Фрагмент источника:
Лично мне особенно близка в этой книге глава “Самоубийство. Случай Маяковского”. Сарнов говорит о современных ниспровергателях Маяковского, “даже не ниспровергателях, а тех, кто норовит при случае, как бы между прочим, его ущипнуть”. Есть такие и среди пишущих для учителей.

И мне близка позиция Сарнова, который полемизирует с модными поветриями одностороннего переосмысления Маяковского, в том числе и с известной книгой Карабчиевского “Воскресение Маяковского”. Я даже довольно большой отрывок из книги Сарнова продиктовал своим ученикам в тетрадь по литературе.

Сарнов не просто излагает свою точку зрения, а вовлекает читателя в процесс соразмышления. Он не говорит: вот, мол, Маяковский застрелился по такой-то и такой-то причине. Он рассматривает семь версий самоубийства Маяковского и лишь после всего этого излагает свою. Это размышление, рассчитанное на соразмышление читателя, вообще характерно для всей книги.

Много лет назад я прочел в сочинении своей девятиклассницы о “Войне и мире”: “Может быть, все это неправильно. Но я так думаю и пишу не как ученик, а как человек, недавно прочитавший книгу”. Не как ученик, а как человек. В этом отторжении человека от ученика корень всех бед преподавания литературы в школе.

В последние годы изданы и издается множество книг, обращенных к школьнику только как к ученику: как ответить, что написать, как поступить. Листая каталог Роспечати на 1999 год, я к полной для себя неожиданности обнаружил, что можно подписаться на несколько новых серий: “Русская литература в вопросах и ответах. Сочинения и ответы на билеты по литературе для учеников 9-10 классов”, “Сочинения и ответы по билетам по литературе для учащихся 11 класса”, “Русская литература для поступающих в вузы: ответы на билеты”, “Сочинения для школьников 9-11 классов, поступающих в вузы”.

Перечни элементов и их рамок
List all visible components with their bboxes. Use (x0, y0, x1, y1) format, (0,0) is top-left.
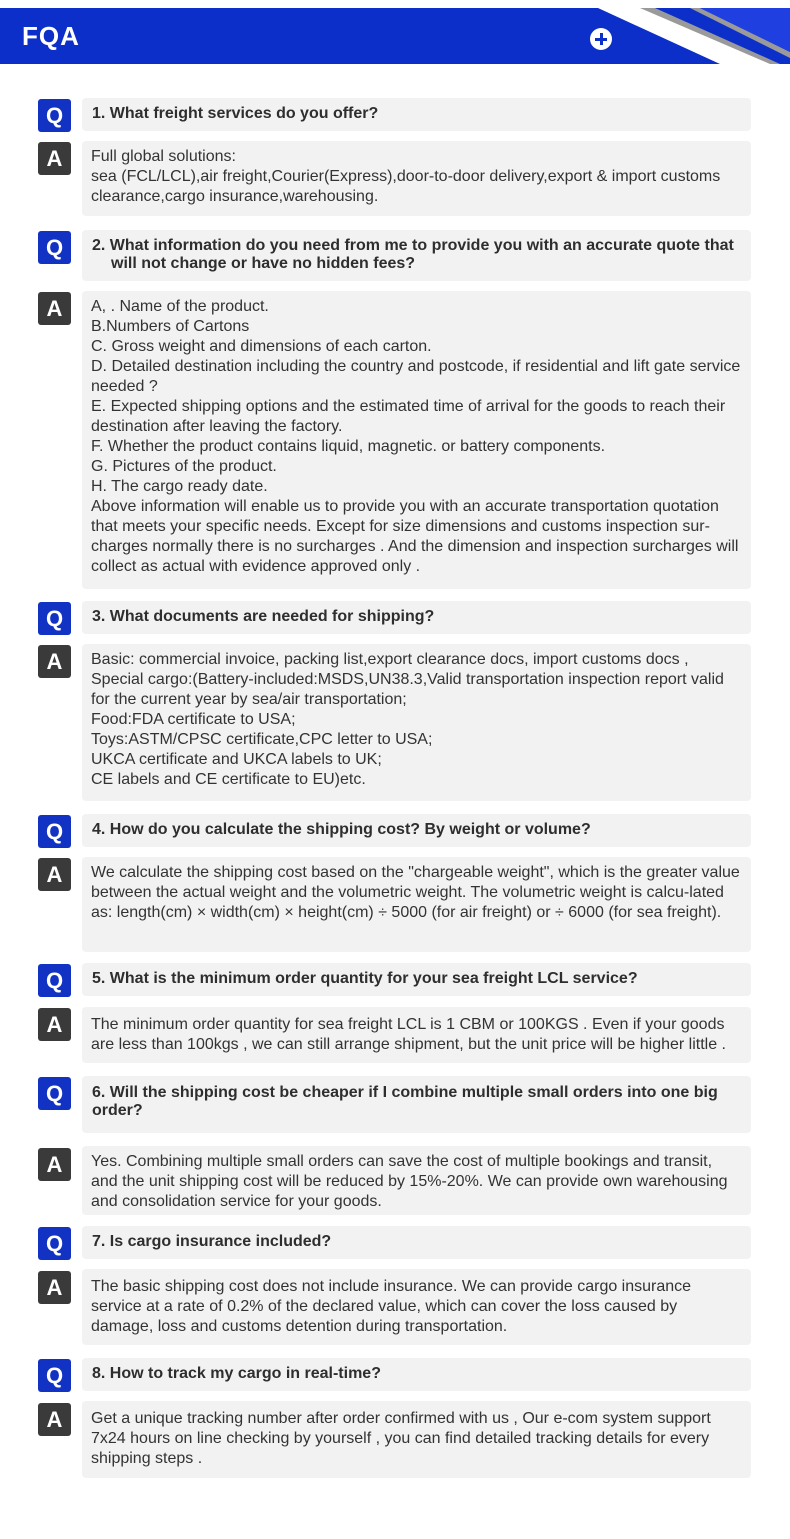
answer-text: The basic shipping cost does not include insurance. We can provide cargo insurance service at a rate of 0.2% of the declared value, which can cover the loss caused by damage, loss and customs detention during transportation. (91, 1278, 692, 1335)
answer-text: Get a unique tracking number after order confirmed with us , Our e-com system support 7x24 hours on line checking by yourself , you can find detailed tracking details for every shipping steps . (91, 1410, 711, 1467)
answer-badge: A (38, 1148, 71, 1181)
answer-badge: A (38, 645, 71, 678)
question-box (82, 601, 751, 634)
question-badge: Q (38, 99, 71, 132)
answer-badge: A (38, 292, 71, 325)
question-badge: Q (38, 964, 71, 997)
question-text: 8. How to track my cargo in real-time? (92, 1365, 381, 1382)
plus-circle-icon[interactable] (590, 28, 612, 50)
answer-box (82, 291, 751, 589)
answer-badge: A (38, 142, 71, 175)
question-text: 2. What information do you need from me to provide you with an accurate quote that will not change or have no hidden fees? (92, 237, 734, 272)
question-badge: Q (38, 231, 71, 264)
answer-text: A, . Name of the product. B.Numbers of Cartons C. Gross weight and dimensions of each carton. D. Detailed destination including the country and postcode, if residential and lift gate service needed ? E. Expected shipping options and the estimated time of arrival for the goods to reach their destination after leaving the factory. F. Whether the product contains liquid, magnetic. or battery components. G. Pictures of the product. H. The cargo ready date. Above information will enable us to provide you with an accurate transportation quotation that meets your specific needs. Except for size dimensions and customs inspection sur-charges normally there is no surcharges . And the dimension and inspection surcharges will collect as actual with evidence approved only . (91, 298, 741, 575)
question-box (82, 230, 751, 281)
question-box (82, 1076, 751, 1133)
answer-badge: A (38, 1271, 71, 1304)
answer-box (82, 1146, 751, 1215)
answer-box (82, 857, 751, 952)
answer-text: The minimum order quantity for sea freight LCL is 1 CBM or 100KGS . Even if your goods are less than 100kgs , we can still arrange shipment, but the unit price will be higher little . (91, 1016, 726, 1053)
page-title: FQA (22, 21, 80, 51)
question-badge: Q (38, 815, 71, 848)
stripe-decoration (0, 8, 790, 64)
header-banner (0, 8, 790, 64)
question-text: 4. How do you calculate the shipping cost? By weight or volume? (92, 821, 591, 838)
question-box (82, 1226, 751, 1259)
question-text: 1. What freight services do you offer? (92, 105, 379, 122)
answer-text: Basic: commercial invoice, packing list,export clearance docs, import customs docs , Special cargo:(Battery-included:MSDS,UN38.3,Valid transportation inspection report valid for the current year by sea/air transportation; Food:FDA certificate to USA; Toys:ASTM/CPSC certificate,CPC letter to USA; UKCA certificate and UKCA labels to UK; CE labels and CE certificate to EU)etc. (91, 651, 724, 788)
question-box (82, 1358, 751, 1391)
question-text: 5. What is the minimum order quantity for your sea freight LCL service? (92, 970, 638, 987)
answer-text: Yes. Combining multiple small orders can save the cost of multiple bookings and transit, and the unit shipping cost will be reduced by 15%-20%. We can provide own warehousing and consolidation service for your goods. (91, 1153, 728, 1210)
question-box (82, 814, 751, 847)
question-badge: Q (38, 1077, 71, 1110)
question-text: 7. Is cargo insurance included? (92, 1233, 332, 1250)
answer-text: Full global solutions: sea (FCL/LCL),air freight,Courier(Express),door-to-door delivery,export & import customs clearance,cargo insurance,warehousing. (91, 148, 721, 205)
answer-box (82, 1269, 751, 1345)
question-box (82, 963, 751, 996)
answer-box (82, 644, 751, 801)
question-badge: Q (38, 1359, 71, 1392)
answer-box (82, 141, 751, 216)
answer-box (82, 1007, 751, 1063)
answer-box (82, 1401, 751, 1478)
question-box (82, 98, 751, 131)
answer-text: We calculate the shipping cost based on the "chargeable weight", which is the greater value between the actual weight and the volumetric weight. The volumetric weight is calcu-lated as: length(cm) × width(cm) × height(cm) ÷ 5000 (for air freight) or ÷ 6000 (for sea freight). (91, 864, 740, 921)
question-badge: Q (38, 602, 71, 635)
question-badge: Q (38, 1227, 71, 1260)
answer-badge: A (38, 858, 71, 891)
answer-badge: A (38, 1008, 71, 1041)
answer-badge: A (38, 1403, 71, 1436)
question-text: 6. Will the shipping cost be cheaper if I combine multiple small orders into one big order? (92, 1084, 718, 1119)
question-text: 3. What documents are needed for shipping? (92, 608, 435, 625)
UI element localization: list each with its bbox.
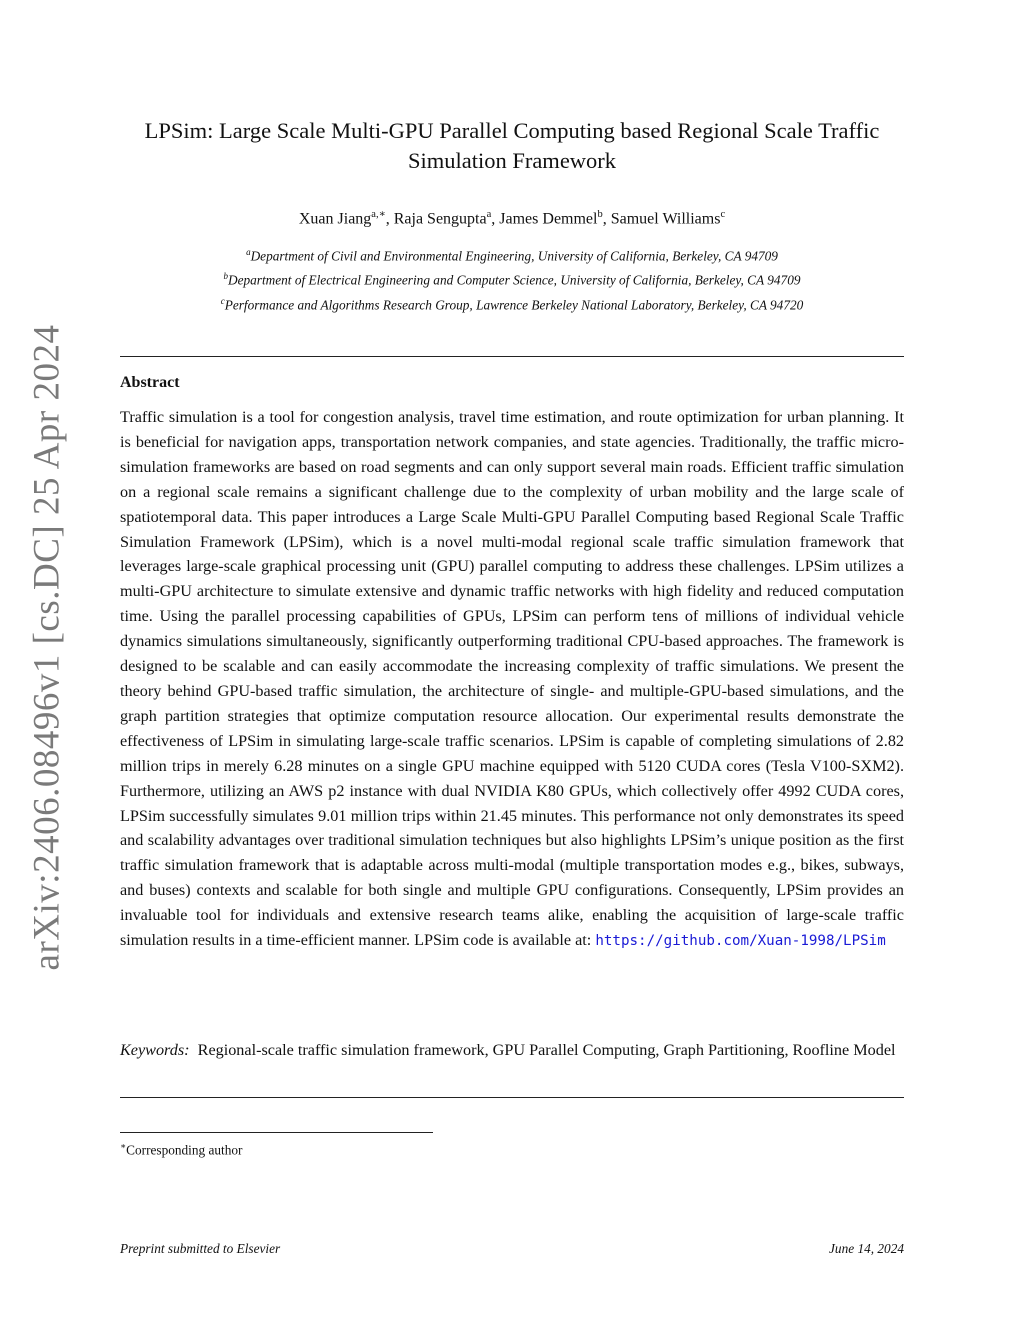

Требования к выполнению:
#1 Преобразуйте в таблицу Markdown строки записей, начиная со строки, содержащей «answer-text: The basic», и заканчивая строкой, содержащей «question-badge: Q (38, 231, 71, 264)», включительно. Пустые строки опустите, а столбцы назовите «Номер» и «Текст».
#2 Продолжите текст о книге Сарнова и школьном преподавании литературы, начав сразу после его последнего предложения.

Ожидаемые результаты:
#1
| Номер | Текст |
|---|---|
| 1 | answer-text: The basic shipping cost does not include insurance. We can provide cargo insurance service at a rate of 0.2% of the declared value, which can cover the loss caused by damage, loss and customs detention during transportation. (91, 1278, 692, 1335) |
| 2 | answer-text: Get a unique tracking number after order confirmed with us , Our e-com system support 7x24 hours on line checking by yourself , you can find detailed tracking details for every shipping steps . (91, 1410, 711, 1467) |
| 3 | answer-badge: A (38, 1148, 71, 1181) |
| 4 | answer-badge: A (38, 645, 71, 678) |
| 5 | question-box (82, 601, 751, 634) |
| 6 | question-badge: Q (38, 99, 71, 132) |
| 7 | answer-badge: A (38, 292, 71, 325) |
| 8 | question-badge: Q (38, 964, 71, 997) |
| 9 | question-text: 8. How to track my cargo in real-time? (92, 1365, 381, 1382) |
| 10 | plus-circle-icon[interactable] (590, 28, 612, 50) |
| 11 | answer-box (82, 291, 751, 589) |
| 12 | answer-badge: A (38, 142, 71, 175) |
| 13 | question-text: 2. What information do you need from me to provide you with an accurate quote that will not change or have no hidden fees? (92, 237, 734, 272) |
| 14 | question-badge: Q (38, 231, 71, 264) |

#2
Книги Корнилова, Аннинского, Сарнова тоже обращены к ученику: это учебные пособия. А на титульном листе книги Сарнова – гриф “Рекомендовано Управлением общего среднего образования Министерства общего и профессионального образования в качестве пособия для учителей и учащихся старших классов”. Но авторы видят в своем читателе прежде всего человека.

Вот Корнилов пишет о том, что стихи сейчас читают все меньше и меньше. Но волнует его не проблема глубоких и прочных знаний по литературе, как говорили раньше, или вопрос об обученности учащихся по литературе, о чем пекутся сегодня. Волнует нечто совершенно иное: “Нелюбовь к стихам приводит к падению памяти не просто каждого из нас, но и нашей общей исторической памяти. Отвергая родную поэзию, мы становимся беспамятным народом, а это пострашней любых экологических бедствий”. И, заканчивая главу о Лермонтове, Корнилов скажет “не об основных мотивах лирики Лермонтова”, число которых в разных пособиях колеблется от четырех до одиннадцати, а совершенно о другом: “Лермонтовские беды и печали все-таки укрепляют наше юношество в горькие минуты, когда незащищенная душа еще так ранима, когда обиды и попреки сыплются отовсюду и скрыться от них некуда, когда подростки еще бессловесны и первые свои возражения и оправдания выражают языком Лермонтова”.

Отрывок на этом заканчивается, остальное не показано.